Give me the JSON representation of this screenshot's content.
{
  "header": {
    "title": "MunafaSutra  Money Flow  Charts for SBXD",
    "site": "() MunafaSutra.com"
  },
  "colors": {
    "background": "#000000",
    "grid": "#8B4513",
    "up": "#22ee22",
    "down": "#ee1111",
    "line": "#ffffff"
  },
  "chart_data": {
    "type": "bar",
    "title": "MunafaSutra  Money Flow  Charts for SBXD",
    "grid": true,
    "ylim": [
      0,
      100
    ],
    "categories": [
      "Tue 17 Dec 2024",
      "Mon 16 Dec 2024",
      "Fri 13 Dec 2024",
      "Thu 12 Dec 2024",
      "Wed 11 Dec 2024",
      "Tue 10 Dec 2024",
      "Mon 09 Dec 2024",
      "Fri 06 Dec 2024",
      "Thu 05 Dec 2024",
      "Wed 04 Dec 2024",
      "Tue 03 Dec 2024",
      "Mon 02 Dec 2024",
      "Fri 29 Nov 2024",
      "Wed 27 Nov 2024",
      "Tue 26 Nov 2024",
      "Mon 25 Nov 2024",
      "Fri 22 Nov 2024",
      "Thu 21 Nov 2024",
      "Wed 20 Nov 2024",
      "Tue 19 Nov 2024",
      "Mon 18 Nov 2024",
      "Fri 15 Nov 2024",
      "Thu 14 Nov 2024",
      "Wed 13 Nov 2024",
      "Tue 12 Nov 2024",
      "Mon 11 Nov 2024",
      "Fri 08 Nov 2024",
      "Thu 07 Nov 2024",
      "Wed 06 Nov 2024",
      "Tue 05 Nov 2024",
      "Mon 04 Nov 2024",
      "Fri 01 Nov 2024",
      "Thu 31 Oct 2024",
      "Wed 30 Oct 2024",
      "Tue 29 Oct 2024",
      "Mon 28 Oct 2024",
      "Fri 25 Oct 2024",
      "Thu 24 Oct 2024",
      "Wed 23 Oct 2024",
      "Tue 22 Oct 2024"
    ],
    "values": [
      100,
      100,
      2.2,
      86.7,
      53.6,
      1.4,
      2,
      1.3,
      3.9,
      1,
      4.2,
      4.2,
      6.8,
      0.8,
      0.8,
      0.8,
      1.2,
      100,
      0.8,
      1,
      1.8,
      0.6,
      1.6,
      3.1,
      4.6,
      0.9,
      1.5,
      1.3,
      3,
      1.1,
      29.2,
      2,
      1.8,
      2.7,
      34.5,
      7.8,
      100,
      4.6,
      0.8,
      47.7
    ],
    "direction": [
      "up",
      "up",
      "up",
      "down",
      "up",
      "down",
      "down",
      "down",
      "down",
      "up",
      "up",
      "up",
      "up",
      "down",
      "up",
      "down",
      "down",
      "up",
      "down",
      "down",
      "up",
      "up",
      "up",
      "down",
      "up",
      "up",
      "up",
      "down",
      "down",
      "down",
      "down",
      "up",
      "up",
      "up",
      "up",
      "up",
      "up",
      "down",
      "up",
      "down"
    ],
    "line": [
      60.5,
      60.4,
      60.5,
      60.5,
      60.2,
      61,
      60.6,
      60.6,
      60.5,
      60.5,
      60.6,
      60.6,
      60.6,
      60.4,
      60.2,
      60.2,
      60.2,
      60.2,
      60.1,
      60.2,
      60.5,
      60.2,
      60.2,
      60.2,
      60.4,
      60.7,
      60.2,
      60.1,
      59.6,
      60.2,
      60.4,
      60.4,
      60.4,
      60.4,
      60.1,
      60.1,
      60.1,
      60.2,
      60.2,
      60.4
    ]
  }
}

- - - - - - -

◆ **STATED PROBLEM**
Retype the listing above in full, with no alterations.

◆ **TASK SOLUTION**
Give me the JSON representation of this screenshot's content.
{
  "header": {
    "title": "MunafaSutra  Money Flow  Charts for SBXD",
    "site": "() MunafaSutra.com"
  },
  "colors": {
    "background": "#000000",
    "grid": "#8B4513",
    "up": "#22ee22",
    "down": "#ee1111",
    "line": "#ffffff"
  },
  "chart_data": {
    "type": "bar",
    "title": "MunafaSutra  Money Flow  Charts for SBXD",
    "grid": true,
    "ylim": [
      0,
      100
    ],
    "categories": [
      "Tue 17 Dec 2024",
      "Mon 16 Dec 2024",
      "Fri 13 Dec 2024",
      "Thu 12 Dec 2024",
      "Wed 11 Dec 2024",
      "Tue 10 Dec 2024",
      "Mon 09 Dec 2024",
      "Fri 06 Dec 2024",
      "Thu 05 Dec 2024",
      "Wed 04 Dec 2024",
      "Tue 03 Dec 2024",
      "Mon 02 Dec 2024",
      "Fri 29 Nov 2024",
      "Wed 27 Nov 2024",
      "Tue 26 Nov 2024",
      "Mon 25 Nov 2024",
      "Fri 22 Nov 2024",
      "Thu 21 Nov 2024",
      "Wed 20 Nov 2024",
      "Tue 19 Nov 2024",
      "Mon 18 Nov 2024",
      "Fri 15 Nov 2024",
      "Thu 14 Nov 2024",
      "Wed 13 Nov 2024",
      "Tue 12 Nov 2024",
      "Mon 11 Nov 2024",
      "Fri 08 Nov 2024",
      "Thu 07 Nov 2024",
      "Wed 06 Nov 2024",
      "Tue 05 Nov 2024",
      "Mon 04 Nov 2024",
      "Fri 01 Nov 2024",
      "Thu 31 Oct 2024",
      "Wed 30 Oct 2024",
      "Tue 29 Oct 2024",
      "Mon 28 Oct 2024",
      "Fri 25 Oct 2024",
      "Thu 24 Oct 2024",
      "Wed 23 Oct 2024",
      "Tue 22 Oct 2024"
    ],
    "values": [
      100,
      100,
      2.2,
      86.7,
      53.6,
      1.4,
      2,
      1.3,
      3.9,
      1,
      4.2,
      4.2,
      6.8,
      0.8,
      0.8,
      0.8,
      1.2,
      100,
      0.8,
      1,
      1.8,
      0.6,
      1.6,
      3.1,
      4.6,
      0.9,
      1.5,
      1.3,
      3,
      1.1,
      29.2,
      2,
      1.8,
      2.7,
      34.5,
      7.8,
      100,
      4.6,
      0.8,
      47.7
    ],
    "direction": [
      "up",
      "up",
      "up",
      "down",
      "up",
      "down",
      "down",
      "down",
      "down",
      "up",
      "up",
      "up",
      "up",
      "down",
      "up",
      "down",
      "down",
      "up",
      "down",
      "down",
      "up",
      "up",
      "up",
      "down",
      "up",
      "up",
      "up",
      "down",
      "down",
      "down",
      "down",
      "up",
      "up",
      "up",
      "up",
      "up",
      "up",
      "down",
      "up",
      "down"
    ],
    "line": [
      60.5,
      60.4,
      60.5,
      60.5,
      60.2,
      61,
      60.6,
      60.6,
      60.5,
      60.5,
      60.6,
      60.6,
      60.6,
      60.4,
      60.2,
      60.2,
      60.2,
      60.2,
      60.1,
      60.2,
      60.5,
      60.2,
      60.2,
      60.2,
      60.4,
      60.7,
      60.2,
      60.1,
      59.6,
      60.2,
      60.4,
      60.4,
      60.4,
      60.4,
      60.1,
      60.1,
      60.1,
      60.2,
      60.2,
      60.4
    ]
  }
}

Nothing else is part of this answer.